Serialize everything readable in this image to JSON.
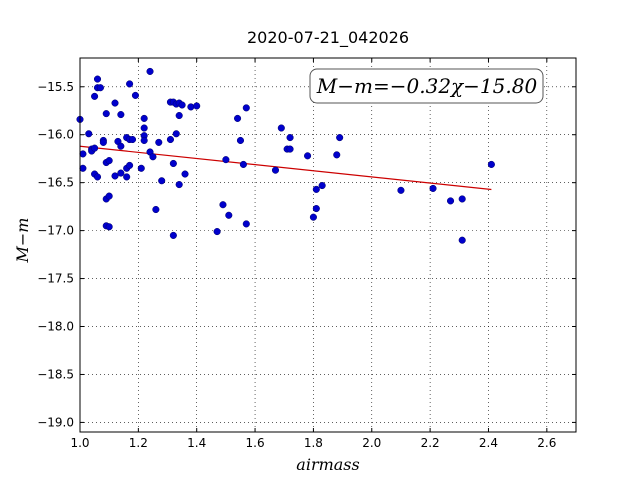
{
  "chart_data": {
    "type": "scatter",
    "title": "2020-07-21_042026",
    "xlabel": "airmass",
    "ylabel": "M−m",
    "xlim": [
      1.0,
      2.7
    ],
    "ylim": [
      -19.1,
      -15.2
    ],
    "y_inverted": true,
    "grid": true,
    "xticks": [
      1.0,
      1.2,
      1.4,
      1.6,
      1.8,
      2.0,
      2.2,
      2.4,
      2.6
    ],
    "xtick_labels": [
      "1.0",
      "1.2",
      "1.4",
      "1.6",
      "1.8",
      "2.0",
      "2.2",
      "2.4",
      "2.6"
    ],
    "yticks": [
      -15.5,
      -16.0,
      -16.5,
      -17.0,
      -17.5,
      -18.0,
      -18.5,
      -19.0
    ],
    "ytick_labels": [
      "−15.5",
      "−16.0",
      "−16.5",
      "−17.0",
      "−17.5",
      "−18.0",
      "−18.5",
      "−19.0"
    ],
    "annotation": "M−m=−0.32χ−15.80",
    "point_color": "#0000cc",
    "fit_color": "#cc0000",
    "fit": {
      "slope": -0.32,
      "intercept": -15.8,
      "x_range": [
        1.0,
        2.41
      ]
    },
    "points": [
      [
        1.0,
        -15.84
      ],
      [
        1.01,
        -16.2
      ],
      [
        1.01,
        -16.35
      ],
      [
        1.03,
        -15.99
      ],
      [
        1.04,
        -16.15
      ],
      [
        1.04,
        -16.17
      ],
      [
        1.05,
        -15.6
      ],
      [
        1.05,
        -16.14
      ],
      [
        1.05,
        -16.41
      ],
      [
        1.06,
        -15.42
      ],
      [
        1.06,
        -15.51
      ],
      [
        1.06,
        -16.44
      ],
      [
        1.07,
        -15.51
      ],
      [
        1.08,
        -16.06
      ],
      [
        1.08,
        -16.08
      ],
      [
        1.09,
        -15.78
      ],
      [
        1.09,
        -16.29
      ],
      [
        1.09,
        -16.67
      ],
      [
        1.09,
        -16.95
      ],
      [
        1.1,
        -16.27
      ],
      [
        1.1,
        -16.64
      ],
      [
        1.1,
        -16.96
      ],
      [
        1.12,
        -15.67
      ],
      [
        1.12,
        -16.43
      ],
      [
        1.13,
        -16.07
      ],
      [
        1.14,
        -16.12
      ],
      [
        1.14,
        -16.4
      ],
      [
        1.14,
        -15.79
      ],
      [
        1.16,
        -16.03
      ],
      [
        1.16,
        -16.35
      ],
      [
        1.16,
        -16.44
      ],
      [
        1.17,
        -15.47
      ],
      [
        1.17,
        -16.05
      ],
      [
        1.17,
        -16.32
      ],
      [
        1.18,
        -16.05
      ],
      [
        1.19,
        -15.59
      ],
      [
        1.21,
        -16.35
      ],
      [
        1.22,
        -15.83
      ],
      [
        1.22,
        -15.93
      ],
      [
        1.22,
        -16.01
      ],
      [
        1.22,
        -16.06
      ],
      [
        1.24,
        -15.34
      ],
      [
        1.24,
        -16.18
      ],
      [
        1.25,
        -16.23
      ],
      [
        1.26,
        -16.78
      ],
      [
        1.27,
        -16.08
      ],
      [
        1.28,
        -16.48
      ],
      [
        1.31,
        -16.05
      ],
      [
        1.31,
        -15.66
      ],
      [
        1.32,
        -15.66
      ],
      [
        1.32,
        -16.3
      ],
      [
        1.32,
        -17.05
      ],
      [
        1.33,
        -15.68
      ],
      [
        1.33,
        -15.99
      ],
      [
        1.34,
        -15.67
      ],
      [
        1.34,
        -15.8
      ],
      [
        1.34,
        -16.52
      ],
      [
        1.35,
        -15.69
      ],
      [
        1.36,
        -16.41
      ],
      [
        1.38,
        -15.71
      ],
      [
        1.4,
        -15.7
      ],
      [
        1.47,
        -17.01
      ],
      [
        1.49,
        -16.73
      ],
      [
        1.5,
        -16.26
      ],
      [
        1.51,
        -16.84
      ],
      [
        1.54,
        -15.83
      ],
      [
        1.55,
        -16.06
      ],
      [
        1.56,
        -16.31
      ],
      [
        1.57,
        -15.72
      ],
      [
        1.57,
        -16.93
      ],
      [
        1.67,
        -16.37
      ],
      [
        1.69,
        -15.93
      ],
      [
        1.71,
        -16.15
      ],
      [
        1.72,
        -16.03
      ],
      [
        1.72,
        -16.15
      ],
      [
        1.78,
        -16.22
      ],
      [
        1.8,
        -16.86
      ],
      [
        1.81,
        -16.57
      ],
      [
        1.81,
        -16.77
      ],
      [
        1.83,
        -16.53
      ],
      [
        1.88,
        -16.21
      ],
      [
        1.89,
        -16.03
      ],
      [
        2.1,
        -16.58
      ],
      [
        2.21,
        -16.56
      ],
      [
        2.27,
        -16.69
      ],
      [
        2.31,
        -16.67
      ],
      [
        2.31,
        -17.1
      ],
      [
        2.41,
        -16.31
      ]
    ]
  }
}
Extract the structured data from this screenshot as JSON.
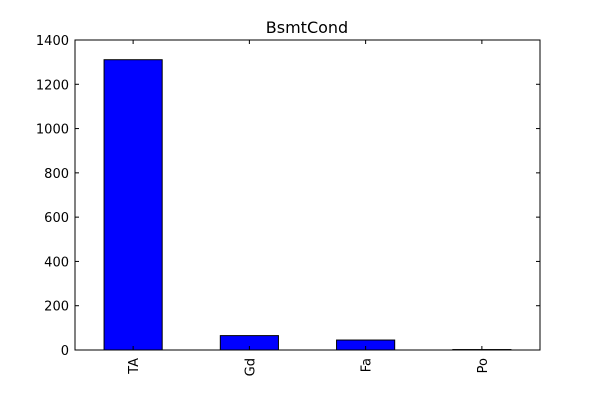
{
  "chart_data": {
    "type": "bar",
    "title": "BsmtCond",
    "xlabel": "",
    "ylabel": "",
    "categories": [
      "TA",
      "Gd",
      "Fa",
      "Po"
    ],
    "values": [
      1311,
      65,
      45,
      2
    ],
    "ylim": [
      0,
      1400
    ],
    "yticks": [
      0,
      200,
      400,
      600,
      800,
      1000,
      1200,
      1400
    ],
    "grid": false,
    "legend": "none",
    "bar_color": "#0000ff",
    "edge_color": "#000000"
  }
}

_WHAT THIS TASK INVOLVES:_ Write out all the entries again, word for word, and print no images.

_OUTPUT FOR THIS EXERCISE:_
Serialize everything readable in this image to JSON.
{
  "chart_data": {
    "type": "scatter",
    "title": "2020-07-21_042026",
    "xlabel": "airmass",
    "ylabel": "M−m",
    "xlim": [
      1.0,
      2.7
    ],
    "ylim": [
      -19.1,
      -15.2
    ],
    "y_inverted": true,
    "grid": true,
    "xticks": [
      1.0,
      1.2,
      1.4,
      1.6,
      1.8,
      2.0,
      2.2,
      2.4,
      2.6
    ],
    "xtick_labels": [
      "1.0",
      "1.2",
      "1.4",
      "1.6",
      "1.8",
      "2.0",
      "2.2",
      "2.4",
      "2.6"
    ],
    "yticks": [
      -15.5,
      -16.0,
      -16.5,
      -17.0,
      -17.5,
      -18.0,
      -18.5,
      -19.0
    ],
    "ytick_labels": [
      "−15.5",
      "−16.0",
      "−16.5",
      "−17.0",
      "−17.5",
      "−18.0",
      "−18.5",
      "−19.0"
    ],
    "annotation": "M−m=−0.32χ−15.80",
    "point_color": "#0000cc",
    "fit_color": "#cc0000",
    "fit": {
      "slope": -0.32,
      "intercept": -15.8,
      "x_range": [
        1.0,
        2.41
      ]
    },
    "points": [
      [
        1.0,
        -15.84
      ],
      [
        1.01,
        -16.2
      ],
      [
        1.01,
        -16.35
      ],
      [
        1.03,
        -15.99
      ],
      [
        1.04,
        -16.15
      ],
      [
        1.04,
        -16.17
      ],
      [
        1.05,
        -15.6
      ],
      [
        1.05,
        -16.14
      ],
      [
        1.05,
        -16.41
      ],
      [
        1.06,
        -15.42
      ],
      [
        1.06,
        -15.51
      ],
      [
        1.06,
        -16.44
      ],
      [
        1.07,
        -15.51
      ],
      [
        1.08,
        -16.06
      ],
      [
        1.08,
        -16.08
      ],
      [
        1.09,
        -15.78
      ],
      [
        1.09,
        -16.29
      ],
      [
        1.09,
        -16.67
      ],
      [
        1.09,
        -16.95
      ],
      [
        1.1,
        -16.27
      ],
      [
        1.1,
        -16.64
      ],
      [
        1.1,
        -16.96
      ],
      [
        1.12,
        -15.67
      ],
      [
        1.12,
        -16.43
      ],
      [
        1.13,
        -16.07
      ],
      [
        1.14,
        -16.12
      ],
      [
        1.14,
        -16.4
      ],
      [
        1.14,
        -15.79
      ],
      [
        1.16,
        -16.03
      ],
      [
        1.16,
        -16.35
      ],
      [
        1.16,
        -16.44
      ],
      [
        1.17,
        -15.47
      ],
      [
        1.17,
        -16.05
      ],
      [
        1.17,
        -16.32
      ],
      [
        1.18,
        -16.05
      ],
      [
        1.19,
        -15.59
      ],
      [
        1.21,
        -16.35
      ],
      [
        1.22,
        -15.83
      ],
      [
        1.22,
        -15.93
      ],
      [
        1.22,
        -16.01
      ],
      [
        1.22,
        -16.06
      ],
      [
        1.24,
        -15.34
      ],
      [
        1.24,
        -16.18
      ],
      [
        1.25,
        -16.23
      ],
      [
        1.26,
        -16.78
      ],
      [
        1.27,
        -16.08
      ],
      [
        1.28,
        -16.48
      ],
      [
        1.31,
        -16.05
      ],
      [
        1.31,
        -15.66
      ],
      [
        1.32,
        -15.66
      ],
      [
        1.32,
        -16.3
      ],
      [
        1.32,
        -17.05
      ],
      [
        1.33,
        -15.68
      ],
      [
        1.33,
        -15.99
      ],
      [
        1.34,
        -15.67
      ],
      [
        1.34,
        -15.8
      ],
      [
        1.34,
        -16.52
      ],
      [
        1.35,
        -15.69
      ],
      [
        1.36,
        -16.41
      ],
      [
        1.38,
        -15.71
      ],
      [
        1.4,
        -15.7
      ],
      [
        1.47,
        -17.01
      ],
      [
        1.49,
        -16.73
      ],
      [
        1.5,
        -16.26
      ],
      [
        1.51,
        -16.84
      ],
      [
        1.54,
        -15.83
      ],
      [
        1.55,
        -16.06
      ],
      [
        1.56,
        -16.31
      ],
      [
        1.57,
        -15.72
      ],
      [
        1.57,
        -16.93
      ],
      [
        1.67,
        -16.37
      ],
      [
        1.69,
        -15.93
      ],
      [
        1.71,
        -16.15
      ],
      [
        1.72,
        -16.03
      ],
      [
        1.72,
        -16.15
      ],
      [
        1.78,
        -16.22
      ],
      [
        1.8,
        -16.86
      ],
      [
        1.81,
        -16.57
      ],
      [
        1.81,
        -16.77
      ],
      [
        1.83,
        -16.53
      ],
      [
        1.88,
        -16.21
      ],
      [
        1.89,
        -16.03
      ],
      [
        2.1,
        -16.58
      ],
      [
        2.21,
        -16.56
      ],
      [
        2.27,
        -16.69
      ],
      [
        2.31,
        -16.67
      ],
      [
        2.31,
        -17.1
      ],
      [
        2.41,
        -16.31
      ]
    ]
  }
}
Extract the structured data from this screenshot as JSON.
{
  "chart_data": {
    "type": "bar",
    "title": "BsmtCond",
    "xlabel": "",
    "ylabel": "",
    "categories": [
      "TA",
      "Gd",
      "Fa",
      "Po"
    ],
    "values": [
      1311,
      65,
      45,
      2
    ],
    "ylim": [
      0,
      1400
    ],
    "yticks": [
      0,
      200,
      400,
      600,
      800,
      1000,
      1200,
      1400
    ],
    "grid": false,
    "legend": "none",
    "bar_color": "#0000ff",
    "edge_color": "#000000"
  }
}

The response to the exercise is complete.